Task details. Go through the listing and pick out each line with the word "WOMEN" in it.

Data records.
----------
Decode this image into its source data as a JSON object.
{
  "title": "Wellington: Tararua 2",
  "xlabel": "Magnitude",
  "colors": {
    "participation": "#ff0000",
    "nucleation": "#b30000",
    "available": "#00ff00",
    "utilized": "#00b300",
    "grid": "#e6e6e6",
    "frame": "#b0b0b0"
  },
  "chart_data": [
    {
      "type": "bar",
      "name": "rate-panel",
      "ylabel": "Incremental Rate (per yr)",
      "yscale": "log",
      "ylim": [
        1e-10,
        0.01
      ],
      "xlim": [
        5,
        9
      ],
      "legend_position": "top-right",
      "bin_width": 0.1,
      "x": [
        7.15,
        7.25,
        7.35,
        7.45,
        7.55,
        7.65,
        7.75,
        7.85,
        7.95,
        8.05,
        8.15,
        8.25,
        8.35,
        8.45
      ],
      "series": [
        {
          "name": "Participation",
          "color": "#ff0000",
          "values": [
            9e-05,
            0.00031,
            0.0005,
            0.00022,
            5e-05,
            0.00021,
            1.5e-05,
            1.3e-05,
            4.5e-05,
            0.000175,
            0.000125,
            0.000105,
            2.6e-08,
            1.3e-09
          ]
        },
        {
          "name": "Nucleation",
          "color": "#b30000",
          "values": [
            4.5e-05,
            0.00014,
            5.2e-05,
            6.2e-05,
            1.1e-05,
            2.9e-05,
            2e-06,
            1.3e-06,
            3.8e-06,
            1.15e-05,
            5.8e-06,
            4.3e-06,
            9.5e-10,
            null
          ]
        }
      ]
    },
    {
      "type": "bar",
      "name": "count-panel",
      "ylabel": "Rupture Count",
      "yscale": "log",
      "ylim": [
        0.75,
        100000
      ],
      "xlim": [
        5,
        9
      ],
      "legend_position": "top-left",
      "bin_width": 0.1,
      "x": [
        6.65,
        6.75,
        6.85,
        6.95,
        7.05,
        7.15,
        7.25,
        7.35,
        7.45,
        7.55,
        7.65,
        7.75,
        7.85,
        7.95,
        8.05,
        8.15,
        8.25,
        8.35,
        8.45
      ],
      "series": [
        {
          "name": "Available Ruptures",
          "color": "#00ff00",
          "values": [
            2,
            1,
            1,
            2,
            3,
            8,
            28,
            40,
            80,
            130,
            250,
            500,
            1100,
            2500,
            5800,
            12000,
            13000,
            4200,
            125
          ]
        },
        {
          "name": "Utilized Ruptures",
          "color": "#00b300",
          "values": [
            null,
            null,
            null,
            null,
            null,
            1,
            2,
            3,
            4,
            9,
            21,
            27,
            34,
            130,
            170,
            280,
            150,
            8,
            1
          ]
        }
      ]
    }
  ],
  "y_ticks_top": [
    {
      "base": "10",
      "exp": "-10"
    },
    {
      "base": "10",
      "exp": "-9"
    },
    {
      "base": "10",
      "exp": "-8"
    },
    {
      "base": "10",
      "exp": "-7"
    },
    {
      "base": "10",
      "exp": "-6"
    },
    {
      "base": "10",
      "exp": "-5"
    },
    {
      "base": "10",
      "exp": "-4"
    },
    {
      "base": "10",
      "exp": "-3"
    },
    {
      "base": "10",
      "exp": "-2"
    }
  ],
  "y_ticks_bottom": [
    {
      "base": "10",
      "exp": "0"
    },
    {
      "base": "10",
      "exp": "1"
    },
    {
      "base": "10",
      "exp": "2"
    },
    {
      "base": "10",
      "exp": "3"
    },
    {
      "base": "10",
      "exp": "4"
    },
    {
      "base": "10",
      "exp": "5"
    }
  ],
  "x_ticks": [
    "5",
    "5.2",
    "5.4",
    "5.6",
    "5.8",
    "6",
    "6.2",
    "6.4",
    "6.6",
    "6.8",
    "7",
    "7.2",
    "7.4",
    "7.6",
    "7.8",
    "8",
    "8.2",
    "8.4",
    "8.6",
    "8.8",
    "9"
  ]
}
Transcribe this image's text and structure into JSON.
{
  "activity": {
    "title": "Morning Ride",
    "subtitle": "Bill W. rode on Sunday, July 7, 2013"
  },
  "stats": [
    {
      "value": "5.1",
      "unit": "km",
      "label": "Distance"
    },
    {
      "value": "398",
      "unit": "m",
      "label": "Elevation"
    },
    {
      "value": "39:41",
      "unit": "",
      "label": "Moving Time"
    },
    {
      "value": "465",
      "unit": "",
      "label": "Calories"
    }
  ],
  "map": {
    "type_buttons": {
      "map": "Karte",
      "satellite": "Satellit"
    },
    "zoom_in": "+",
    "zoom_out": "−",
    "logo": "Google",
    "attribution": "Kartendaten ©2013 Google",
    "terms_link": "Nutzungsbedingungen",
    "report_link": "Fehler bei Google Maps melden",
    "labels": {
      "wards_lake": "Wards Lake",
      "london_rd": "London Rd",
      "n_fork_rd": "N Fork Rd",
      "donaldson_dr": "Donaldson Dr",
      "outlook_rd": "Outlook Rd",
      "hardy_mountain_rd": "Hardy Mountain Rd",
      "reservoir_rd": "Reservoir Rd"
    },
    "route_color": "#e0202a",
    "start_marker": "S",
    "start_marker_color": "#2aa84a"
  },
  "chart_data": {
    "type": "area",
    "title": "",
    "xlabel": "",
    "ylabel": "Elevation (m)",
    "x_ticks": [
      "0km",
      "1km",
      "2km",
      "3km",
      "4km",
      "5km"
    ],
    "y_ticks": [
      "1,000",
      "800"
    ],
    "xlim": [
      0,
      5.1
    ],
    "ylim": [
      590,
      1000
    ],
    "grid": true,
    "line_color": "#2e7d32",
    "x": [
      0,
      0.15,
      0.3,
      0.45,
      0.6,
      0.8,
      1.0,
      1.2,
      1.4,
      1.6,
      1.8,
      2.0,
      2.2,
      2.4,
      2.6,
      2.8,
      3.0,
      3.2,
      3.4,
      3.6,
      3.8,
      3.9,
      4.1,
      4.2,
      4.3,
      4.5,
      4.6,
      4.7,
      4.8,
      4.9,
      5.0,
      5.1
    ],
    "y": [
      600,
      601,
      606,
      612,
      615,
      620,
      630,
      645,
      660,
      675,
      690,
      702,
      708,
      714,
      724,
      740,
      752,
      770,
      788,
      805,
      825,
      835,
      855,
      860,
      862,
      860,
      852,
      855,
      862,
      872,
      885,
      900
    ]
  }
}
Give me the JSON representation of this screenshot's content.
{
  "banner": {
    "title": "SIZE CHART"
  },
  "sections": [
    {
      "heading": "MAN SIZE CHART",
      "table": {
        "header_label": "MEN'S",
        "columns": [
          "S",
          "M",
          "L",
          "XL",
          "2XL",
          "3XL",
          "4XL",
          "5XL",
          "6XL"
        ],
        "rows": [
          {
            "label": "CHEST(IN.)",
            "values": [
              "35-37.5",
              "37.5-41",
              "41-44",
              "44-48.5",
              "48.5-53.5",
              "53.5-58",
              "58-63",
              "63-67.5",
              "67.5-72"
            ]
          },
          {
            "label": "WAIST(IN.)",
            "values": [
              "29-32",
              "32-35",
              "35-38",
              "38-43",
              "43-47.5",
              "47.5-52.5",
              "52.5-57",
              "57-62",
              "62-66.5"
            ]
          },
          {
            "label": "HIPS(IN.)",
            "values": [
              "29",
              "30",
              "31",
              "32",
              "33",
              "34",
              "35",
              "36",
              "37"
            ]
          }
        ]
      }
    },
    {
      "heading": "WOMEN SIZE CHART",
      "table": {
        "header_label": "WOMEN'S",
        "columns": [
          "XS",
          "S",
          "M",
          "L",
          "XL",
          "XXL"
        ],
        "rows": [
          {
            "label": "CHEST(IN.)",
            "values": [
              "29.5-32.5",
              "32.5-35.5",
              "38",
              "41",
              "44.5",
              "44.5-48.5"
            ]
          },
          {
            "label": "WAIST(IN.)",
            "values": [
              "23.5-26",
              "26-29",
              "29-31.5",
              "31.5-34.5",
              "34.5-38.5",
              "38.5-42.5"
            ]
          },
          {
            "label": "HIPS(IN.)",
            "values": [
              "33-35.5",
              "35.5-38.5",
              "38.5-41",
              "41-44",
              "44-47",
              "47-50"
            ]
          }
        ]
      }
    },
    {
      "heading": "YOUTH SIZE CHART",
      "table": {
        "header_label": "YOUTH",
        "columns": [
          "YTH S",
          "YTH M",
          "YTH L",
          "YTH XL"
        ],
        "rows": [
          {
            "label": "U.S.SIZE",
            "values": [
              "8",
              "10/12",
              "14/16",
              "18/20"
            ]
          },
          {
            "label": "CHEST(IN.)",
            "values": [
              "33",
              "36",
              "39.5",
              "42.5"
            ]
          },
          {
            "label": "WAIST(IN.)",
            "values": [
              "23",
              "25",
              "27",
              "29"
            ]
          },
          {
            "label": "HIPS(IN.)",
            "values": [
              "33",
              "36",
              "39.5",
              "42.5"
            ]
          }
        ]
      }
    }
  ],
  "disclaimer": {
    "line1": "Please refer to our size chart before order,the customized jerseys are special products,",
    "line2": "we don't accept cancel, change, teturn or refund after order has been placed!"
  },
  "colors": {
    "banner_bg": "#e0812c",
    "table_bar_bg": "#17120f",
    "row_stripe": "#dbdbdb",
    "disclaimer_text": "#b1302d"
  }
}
----------
Task answer.
      "heading": "WOMEN SIZE CHART",
        "header_label": "WOMEN'S",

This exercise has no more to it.